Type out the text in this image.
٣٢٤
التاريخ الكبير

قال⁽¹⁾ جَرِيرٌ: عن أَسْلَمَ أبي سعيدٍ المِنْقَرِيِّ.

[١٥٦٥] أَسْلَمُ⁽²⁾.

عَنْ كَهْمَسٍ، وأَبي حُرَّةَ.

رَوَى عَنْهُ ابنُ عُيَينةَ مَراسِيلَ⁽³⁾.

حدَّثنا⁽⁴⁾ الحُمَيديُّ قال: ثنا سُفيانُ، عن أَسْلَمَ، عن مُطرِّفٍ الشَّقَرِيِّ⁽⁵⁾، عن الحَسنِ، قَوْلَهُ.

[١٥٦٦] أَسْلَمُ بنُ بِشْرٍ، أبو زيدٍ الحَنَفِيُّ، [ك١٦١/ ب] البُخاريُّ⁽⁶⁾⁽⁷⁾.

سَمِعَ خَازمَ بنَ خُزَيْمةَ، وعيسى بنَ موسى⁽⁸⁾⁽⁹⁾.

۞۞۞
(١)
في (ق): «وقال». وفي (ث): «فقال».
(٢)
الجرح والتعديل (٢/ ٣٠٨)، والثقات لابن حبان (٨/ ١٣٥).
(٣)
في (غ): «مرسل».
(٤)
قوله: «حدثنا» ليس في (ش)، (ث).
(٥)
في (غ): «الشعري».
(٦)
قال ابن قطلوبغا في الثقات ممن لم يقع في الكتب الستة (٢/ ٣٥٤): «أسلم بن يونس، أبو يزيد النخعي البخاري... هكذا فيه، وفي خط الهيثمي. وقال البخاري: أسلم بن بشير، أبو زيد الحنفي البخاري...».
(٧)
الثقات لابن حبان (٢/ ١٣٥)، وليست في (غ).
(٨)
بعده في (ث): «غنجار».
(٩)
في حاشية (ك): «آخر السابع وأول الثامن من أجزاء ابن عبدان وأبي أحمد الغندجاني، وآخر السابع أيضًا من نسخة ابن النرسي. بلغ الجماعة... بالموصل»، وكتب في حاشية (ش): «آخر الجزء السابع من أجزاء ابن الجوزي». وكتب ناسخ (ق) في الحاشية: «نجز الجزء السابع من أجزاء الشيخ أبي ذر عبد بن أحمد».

-=-=-=-=-

> **Aim**
Exactly as written above, please repeat the entries.

> **Result of the exercise**
Type out the text in this image.
٣٢٤
التاريخ الكبير

قال⁽¹⁾ جَرِيرٌ: عن أَسْلَمَ أبي سعيدٍ المِنْقَرِيِّ.

[١٥٦٥] أَسْلَمُ⁽²⁾.

عَنْ كَهْمَسٍ، وأَبي حُرَّةَ.

رَوَى عَنْهُ ابنُ عُيَينةَ مَراسِيلَ⁽³⁾.

حدَّثنا⁽⁴⁾ الحُمَيديُّ قال: ثنا سُفيانُ، عن أَسْلَمَ، عن مُطرِّفٍ الشَّقَرِيِّ⁽⁵⁾، عن الحَسنِ، قَوْلَهُ.

[١٥٦٦] أَسْلَمُ بنُ بِشْرٍ، أبو زيدٍ الحَنَفِيُّ، [ك١٦١/ ب] البُخاريُّ⁽⁶⁾⁽⁷⁾.

سَمِعَ خَازمَ بنَ خُزَيْمةَ، وعيسى بنَ موسى⁽⁸⁾⁽⁹⁾.

۞۞۞
(١)
في (ق): «وقال». وفي (ث): «فقال».
(٢)
الجرح والتعديل (٢/ ٣٠٨)، والثقات لابن حبان (٨/ ١٣٥).
(٣)
في (غ): «مرسل».
(٤)
قوله: «حدثنا» ليس في (ش)، (ث).
(٥)
في (غ): «الشعري».
(٦)
قال ابن قطلوبغا في الثقات ممن لم يقع في الكتب الستة (٢/ ٣٥٤): «أسلم بن يونس، أبو يزيد النخعي البخاري... هكذا فيه، وفي خط الهيثمي. وقال البخاري: أسلم بن بشير، أبو زيد الحنفي البخاري...».
(٧)
الثقات لابن حبان (٢/ ١٣٥)، وليست في (غ).
(٨)
بعده في (ث): «غنجار».
(٩)
في حاشية (ك): «آخر السابع وأول الثامن من أجزاء ابن عبدان وأبي أحمد الغندجاني، وآخر السابع أيضًا من نسخة ابن النرسي. بلغ الجماعة... بالموصل»، وكتب في حاشية (ش): «آخر الجزء السابع من أجزاء ابن الجوزي». وكتب ناسخ (ق) في الحاشية: «نجز الجزء السابع من أجزاء الشيخ أبي ذر عبد بن أحمد».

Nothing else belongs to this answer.